Give the number of lines holding the string "Sales", and nothing else.

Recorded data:
= = = =
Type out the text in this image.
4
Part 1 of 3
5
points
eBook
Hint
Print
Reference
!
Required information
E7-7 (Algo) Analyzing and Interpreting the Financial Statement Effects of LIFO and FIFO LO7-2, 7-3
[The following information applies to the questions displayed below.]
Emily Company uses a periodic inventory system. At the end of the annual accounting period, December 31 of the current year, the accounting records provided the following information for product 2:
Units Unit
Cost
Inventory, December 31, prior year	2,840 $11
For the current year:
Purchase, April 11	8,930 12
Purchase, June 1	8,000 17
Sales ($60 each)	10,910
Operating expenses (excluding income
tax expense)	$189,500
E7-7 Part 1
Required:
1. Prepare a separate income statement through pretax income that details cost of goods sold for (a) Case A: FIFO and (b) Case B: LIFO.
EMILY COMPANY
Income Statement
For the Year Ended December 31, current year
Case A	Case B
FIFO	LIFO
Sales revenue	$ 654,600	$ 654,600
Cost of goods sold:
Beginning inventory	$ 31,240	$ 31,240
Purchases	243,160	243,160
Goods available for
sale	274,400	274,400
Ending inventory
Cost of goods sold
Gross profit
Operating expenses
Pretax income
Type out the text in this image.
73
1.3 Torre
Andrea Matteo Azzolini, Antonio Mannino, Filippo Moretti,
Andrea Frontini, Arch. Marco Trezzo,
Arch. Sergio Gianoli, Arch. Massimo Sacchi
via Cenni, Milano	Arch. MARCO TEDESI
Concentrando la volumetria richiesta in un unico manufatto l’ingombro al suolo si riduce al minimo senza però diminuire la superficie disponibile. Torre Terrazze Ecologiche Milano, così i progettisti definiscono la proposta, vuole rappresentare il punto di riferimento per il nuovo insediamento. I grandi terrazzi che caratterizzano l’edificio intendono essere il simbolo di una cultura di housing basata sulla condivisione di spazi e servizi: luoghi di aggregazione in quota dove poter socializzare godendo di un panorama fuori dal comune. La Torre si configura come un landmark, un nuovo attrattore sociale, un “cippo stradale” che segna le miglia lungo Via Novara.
= = = =
Solution:
2